╭──

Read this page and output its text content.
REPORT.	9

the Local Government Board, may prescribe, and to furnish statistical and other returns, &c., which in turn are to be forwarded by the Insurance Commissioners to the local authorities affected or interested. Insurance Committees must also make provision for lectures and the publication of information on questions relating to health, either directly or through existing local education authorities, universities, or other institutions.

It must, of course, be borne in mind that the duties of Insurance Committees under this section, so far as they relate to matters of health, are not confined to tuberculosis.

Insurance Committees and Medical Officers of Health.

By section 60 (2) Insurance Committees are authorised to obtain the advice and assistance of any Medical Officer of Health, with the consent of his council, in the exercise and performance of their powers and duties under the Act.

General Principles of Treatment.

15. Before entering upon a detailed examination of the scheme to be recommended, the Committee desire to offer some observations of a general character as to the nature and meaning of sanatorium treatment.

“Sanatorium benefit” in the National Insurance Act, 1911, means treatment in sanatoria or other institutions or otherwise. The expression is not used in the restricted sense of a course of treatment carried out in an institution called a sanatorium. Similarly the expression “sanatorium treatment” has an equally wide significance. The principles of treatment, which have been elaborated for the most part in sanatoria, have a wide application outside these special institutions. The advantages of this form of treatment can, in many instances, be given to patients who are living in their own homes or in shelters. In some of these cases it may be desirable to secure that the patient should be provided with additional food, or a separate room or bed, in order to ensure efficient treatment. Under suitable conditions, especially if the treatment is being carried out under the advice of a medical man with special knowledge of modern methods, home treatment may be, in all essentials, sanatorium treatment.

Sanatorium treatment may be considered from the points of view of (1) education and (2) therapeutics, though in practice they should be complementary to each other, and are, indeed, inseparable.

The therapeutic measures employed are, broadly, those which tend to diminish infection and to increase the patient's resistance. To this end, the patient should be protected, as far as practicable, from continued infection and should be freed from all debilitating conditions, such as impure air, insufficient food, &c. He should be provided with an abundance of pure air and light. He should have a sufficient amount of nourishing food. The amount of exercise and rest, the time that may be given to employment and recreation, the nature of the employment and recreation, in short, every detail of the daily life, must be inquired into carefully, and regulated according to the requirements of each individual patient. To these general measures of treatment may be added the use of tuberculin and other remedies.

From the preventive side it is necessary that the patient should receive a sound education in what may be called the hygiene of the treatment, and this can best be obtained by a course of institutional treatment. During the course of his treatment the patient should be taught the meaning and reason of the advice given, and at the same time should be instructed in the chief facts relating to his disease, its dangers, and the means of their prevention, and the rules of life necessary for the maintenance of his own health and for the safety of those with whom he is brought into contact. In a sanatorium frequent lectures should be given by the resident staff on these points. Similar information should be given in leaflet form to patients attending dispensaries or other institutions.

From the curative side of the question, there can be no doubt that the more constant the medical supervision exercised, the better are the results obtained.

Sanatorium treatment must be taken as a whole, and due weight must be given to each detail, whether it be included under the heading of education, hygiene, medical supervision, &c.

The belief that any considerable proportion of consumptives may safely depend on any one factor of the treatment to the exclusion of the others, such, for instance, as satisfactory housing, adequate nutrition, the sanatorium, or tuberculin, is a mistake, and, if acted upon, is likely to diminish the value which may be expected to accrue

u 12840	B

╰──

[Task statement]
Each entry above needs to be output exactly.

[Result below]
Read this page and output its text content.
REPORT.	9

the Local Government Board, may prescribe, and to furnish statistical and other returns, &c., which in turn are to be forwarded by the Insurance Commissioners to the local authorities affected or interested. Insurance Committees must also make provision for lectures and the publication of information on questions relating to health, either directly or through existing local education authorities, universities, or other institutions.

It must, of course, be borne in mind that the duties of Insurance Committees under this section, so far as they relate to matters of health, are not confined to tuberculosis.

Insurance Committees and Medical Officers of Health.

By section 60 (2) Insurance Committees are authorised to obtain the advice and assistance of any Medical Officer of Health, with the consent of his council, in the exercise and performance of their powers and duties under the Act.

General Principles of Treatment.

15. Before entering upon a detailed examination of the scheme to be recommended, the Committee desire to offer some observations of a general character as to the nature and meaning of sanatorium treatment.

“Sanatorium benefit” in the National Insurance Act, 1911, means treatment in sanatoria or other institutions or otherwise. The expression is not used in the restricted sense of a course of treatment carried out in an institution called a sanatorium. Similarly the expression “sanatorium treatment” has an equally wide significance. The principles of treatment, which have been elaborated for the most part in sanatoria, have a wide application outside these special institutions. The advantages of this form of treatment can, in many instances, be given to patients who are living in their own homes or in shelters. In some of these cases it may be desirable to secure that the patient should be provided with additional food, or a separate room or bed, in order to ensure efficient treatment. Under suitable conditions, especially if the treatment is being carried out under the advice of a medical man with special knowledge of modern methods, home treatment may be, in all essentials, sanatorium treatment.

Sanatorium treatment may be considered from the points of view of (1) education and (2) therapeutics, though in practice they should be complementary to each other, and are, indeed, inseparable.

The therapeutic measures employed are, broadly, those which tend to diminish infection and to increase the patient's resistance. To this end, the patient should be protected, as far as practicable, from continued infection and should be freed from all debilitating conditions, such as impure air, insufficient food, &c. He should be provided with an abundance of pure air and light. He should have a sufficient amount of nourishing food. The amount of exercise and rest, the time that may be given to employment and recreation, the nature of the employment and recreation, in short, every detail of the daily life, must be inquired into carefully, and regulated according to the requirements of each individual patient. To these general measures of treatment may be added the use of tuberculin and other remedies.

From the preventive side it is necessary that the patient should receive a sound education in what may be called the hygiene of the treatment, and this can best be obtained by a course of institutional treatment. During the course of his treatment the patient should be taught the meaning and reason of the advice given, and at the same time should be instructed in the chief facts relating to his disease, its dangers, and the means of their prevention, and the rules of life necessary for the maintenance of his own health and for the safety of those with whom he is brought into contact. In a sanatorium frequent lectures should be given by the resident staff on these points. Similar information should be given in leaflet form to patients attending dispensaries or other institutions.

From the curative side of the question, there can be no doubt that the more constant the medical supervision exercised, the better are the results obtained.

Sanatorium treatment must be taken as a whole, and due weight must be given to each detail, whether it be included under the heading of education, hygiene, medical supervision, &c.

The belief that any considerable proportion of consumptives may safely depend on any one factor of the treatment to the exclusion of the others, such, for instance, as satisfactory housing, adequate nutrition, the sanatorium, or tuberculin, is a mistake, and, if acted upon, is likely to diminish the value which may be expected to accrue

u 12840	B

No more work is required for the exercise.